- **Given request**
Transcribe every line of the records verbatim.

** Begin **

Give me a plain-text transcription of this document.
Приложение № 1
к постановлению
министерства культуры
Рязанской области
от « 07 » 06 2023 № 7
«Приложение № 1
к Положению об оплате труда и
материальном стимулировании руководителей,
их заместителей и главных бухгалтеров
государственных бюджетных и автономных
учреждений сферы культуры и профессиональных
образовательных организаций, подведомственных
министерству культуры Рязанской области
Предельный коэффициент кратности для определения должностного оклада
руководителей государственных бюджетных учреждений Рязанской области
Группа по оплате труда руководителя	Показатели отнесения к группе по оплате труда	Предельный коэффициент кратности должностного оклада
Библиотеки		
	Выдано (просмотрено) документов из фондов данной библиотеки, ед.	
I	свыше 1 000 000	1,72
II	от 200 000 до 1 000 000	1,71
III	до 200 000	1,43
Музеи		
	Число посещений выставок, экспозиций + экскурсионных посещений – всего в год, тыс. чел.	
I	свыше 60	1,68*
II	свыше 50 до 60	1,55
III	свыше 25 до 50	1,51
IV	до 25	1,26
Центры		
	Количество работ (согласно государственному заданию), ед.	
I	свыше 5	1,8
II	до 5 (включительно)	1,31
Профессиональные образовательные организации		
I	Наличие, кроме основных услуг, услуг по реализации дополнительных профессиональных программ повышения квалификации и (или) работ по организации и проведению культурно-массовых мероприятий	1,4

** End **

- **Exercise response**
Give me a plain-text transcription of this document.
Приложение № 1
к постановлению
министерства культуры
Рязанской области
от « 07 » 06 2023 № 7
«Приложение № 1
к Положению об оплате труда и
материальном стимулировании руководителей,
их заместителей и главных бухгалтеров
государственных бюджетных и автономных
учреждений сферы культуры и профессиональных
образовательных организаций, подведомственных
министерству культуры Рязанской области
Предельный коэффициент кратности для определения должностного оклада
руководителей государственных бюджетных учреждений Рязанской области
Группа по оплате труда руководителя	Показатели отнесения к группе по оплате труда	Предельный коэффициент кратности должностного оклада
Библиотеки		
	Выдано (просмотрено) документов из фондов данной библиотеки, ед.	
I	свыше 1 000 000	1,72
II	от 200 000 до 1 000 000	1,71
III	до 200 000	1,43
Музеи		
	Число посещений выставок, экспозиций + экскурсионных посещений – всего в год, тыс. чел.	
I	свыше 60	1,68*
II	свыше 50 до 60	1,55
III	свыше 25 до 50	1,51
IV	до 25	1,26
Центры		
	Количество работ (согласно государственному заданию), ед.	
I	свыше 5	1,8
II	до 5 (включительно)	1,31
Профессиональные образовательные организации		
I	Наличие, кроме основных услуг, услуг по реализации дополнительных профессиональных программ повышения квалификации и (или) работ по организации и проведению культурно-массовых мероприятий	1,4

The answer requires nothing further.